> [Directive]:
The entries below are to be repeated exactly as they stand.

━━ Extracted records ━━

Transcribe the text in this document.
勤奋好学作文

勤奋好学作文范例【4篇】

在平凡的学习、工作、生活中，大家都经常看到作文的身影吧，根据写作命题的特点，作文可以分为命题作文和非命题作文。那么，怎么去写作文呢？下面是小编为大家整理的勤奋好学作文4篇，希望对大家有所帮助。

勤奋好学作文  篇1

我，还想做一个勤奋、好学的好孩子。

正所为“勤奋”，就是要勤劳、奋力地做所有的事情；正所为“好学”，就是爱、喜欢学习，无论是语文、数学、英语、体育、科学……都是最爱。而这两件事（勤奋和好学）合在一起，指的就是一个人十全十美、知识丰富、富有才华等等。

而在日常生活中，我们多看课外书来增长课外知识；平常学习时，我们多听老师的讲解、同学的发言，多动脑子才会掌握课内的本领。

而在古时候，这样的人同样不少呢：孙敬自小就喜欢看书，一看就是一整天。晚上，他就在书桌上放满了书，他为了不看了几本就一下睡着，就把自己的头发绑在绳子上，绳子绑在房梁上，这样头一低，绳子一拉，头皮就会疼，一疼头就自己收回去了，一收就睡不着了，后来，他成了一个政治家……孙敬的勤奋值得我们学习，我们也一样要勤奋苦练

━━━

> [Output for this exercise]:
Transcribe the text in this document.
勤奋好学作文

勤奋好学作文范例【4篇】

在平凡的学习、工作、生活中，大家都经常看到作文的身影吧，根据写作命题的特点，作文可以分为命题作文和非命题作文。那么，怎么去写作文呢？下面是小编为大家整理的勤奋好学作文4篇，希望对大家有所帮助。

勤奋好学作文  篇1

我，还想做一个勤奋、好学的好孩子。

正所为“勤奋”，就是要勤劳、奋力地做所有的事情；正所为“好学”，就是爱、喜欢学习，无论是语文、数学、英语、体育、科学……都是最爱。而这两件事（勤奋和好学）合在一起，指的就是一个人十全十美、知识丰富、富有才华等等。

而在日常生活中，我们多看课外书来增长课外知识；平常学习时，我们多听老师的讲解、同学的发言，多动脑子才会掌握课内的本领。

而在古时候，这样的人同样不少呢：孙敬自小就喜欢看书，一看就是一整天。晚上，他就在书桌上放满了书，他为了不看了几本就一下睡着，就把自己的头发绑在绳子上，绳子绑在房梁上，这样头一低，绳子一拉，头皮就会疼，一疼头就自己收回去了，一收就睡不着了，后来，他成了一个政治家……孙敬的勤奋值得我们学习，我们也一样要勤奋苦练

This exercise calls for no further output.